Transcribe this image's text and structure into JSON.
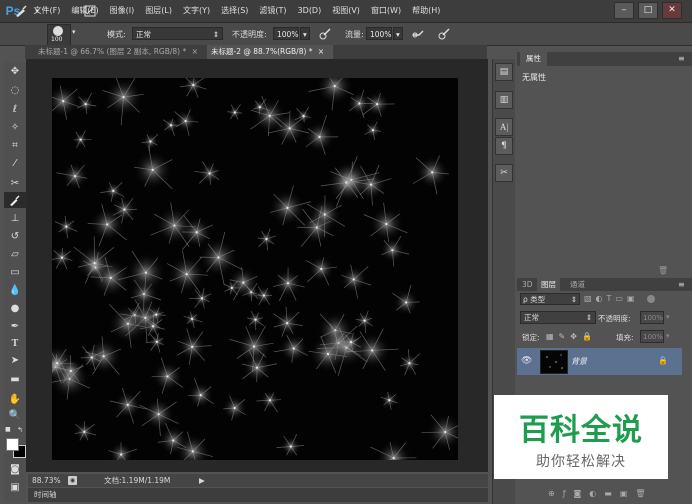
{
  "app": {
    "logo": "Ps"
  },
  "menu": [
    "文件(F)",
    "编辑(E)",
    "图像(I)",
    "图层(L)",
    "文字(Y)",
    "选择(S)",
    "滤镜(T)",
    "3D(D)",
    "视图(V)",
    "窗口(W)",
    "帮助(H)"
  ],
  "window_controls": {
    "minimize": "–",
    "restore": "□",
    "close": "✕"
  },
  "options": {
    "brush_size": "100",
    "mode_label": "模式:",
    "mode_value": "正常",
    "opacity_label": "不透明度:",
    "opacity_value": "100%",
    "flow_label": "流量:",
    "flow_value": "100%"
  },
  "tabs": [
    {
      "label": "未标题-1 @ 66.7% (图层 2 副本, RGB/8) *",
      "close": "×",
      "active": false
    },
    {
      "label": "未标题-2 @ 88.7%(RGB/8) *",
      "close": "×",
      "active": true
    }
  ],
  "status": {
    "zoom": "88.73%",
    "doc": "文档:1.19M/1.19M",
    "arrow": "▶"
  },
  "timeline": {
    "label": "时间轴"
  },
  "properties": {
    "tab": "属性",
    "no_props": "无属性"
  },
  "layers": {
    "tabs": [
      "3D",
      "图层",
      "通道"
    ],
    "filter_label": "类型",
    "blend_mode": "正常",
    "opacity_label": "不透明度:",
    "opacity_value": "100%",
    "lock_label": "锁定:",
    "fill_label": "填充:",
    "fill_value": "100%",
    "layer_name": "背景"
  },
  "watermark": {
    "title": "百科全说",
    "subtitle": "助你轻松解决"
  },
  "colors": {
    "watermark_green": "#1e9d4e",
    "selected_layer": "#5c7190"
  }
}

····················

▶ _REQUEST_
Exclude the pictures and transcribe all of the entries exactly.

▶ _FULL ANSWER_
Transcribe this image's text and structure into JSON.
{
  "app": {
    "logo": "Ps"
  },
  "menu": [
    "文件(F)",
    "编辑(E)",
    "图像(I)",
    "图层(L)",
    "文字(Y)",
    "选择(S)",
    "滤镜(T)",
    "3D(D)",
    "视图(V)",
    "窗口(W)",
    "帮助(H)"
  ],
  "window_controls": {
    "minimize": "–",
    "restore": "□",
    "close": "✕"
  },
  "options": {
    "brush_size": "100",
    "mode_label": "模式:",
    "mode_value": "正常",
    "opacity_label": "不透明度:",
    "opacity_value": "100%",
    "flow_label": "流量:",
    "flow_value": "100%"
  },
  "tabs": [
    {
      "label": "未标题-1 @ 66.7% (图层 2 副本, RGB/8) *",
      "close": "×",
      "active": false
    },
    {
      "label": "未标题-2 @ 88.7%(RGB/8) *",
      "close": "×",
      "active": true
    }
  ],
  "status": {
    "zoom": "88.73%",
    "doc": "文档:1.19M/1.19M",
    "arrow": "▶"
  },
  "timeline": {
    "label": "时间轴"
  },
  "properties": {
    "tab": "属性",
    "no_props": "无属性"
  },
  "layers": {
    "tabs": [
      "3D",
      "图层",
      "通道"
    ],
    "filter_label": "类型",
    "blend_mode": "正常",
    "opacity_label": "不透明度:",
    "opacity_value": "100%",
    "lock_label": "锁定:",
    "fill_label": "填充:",
    "fill_value": "100%",
    "layer_name": "背景"
  },
  "watermark": {
    "title": "百科全说",
    "subtitle": "助你轻松解决"
  },
  "colors": {
    "watermark_green": "#1e9d4e",
    "selected_layer": "#5c7190"
  }
}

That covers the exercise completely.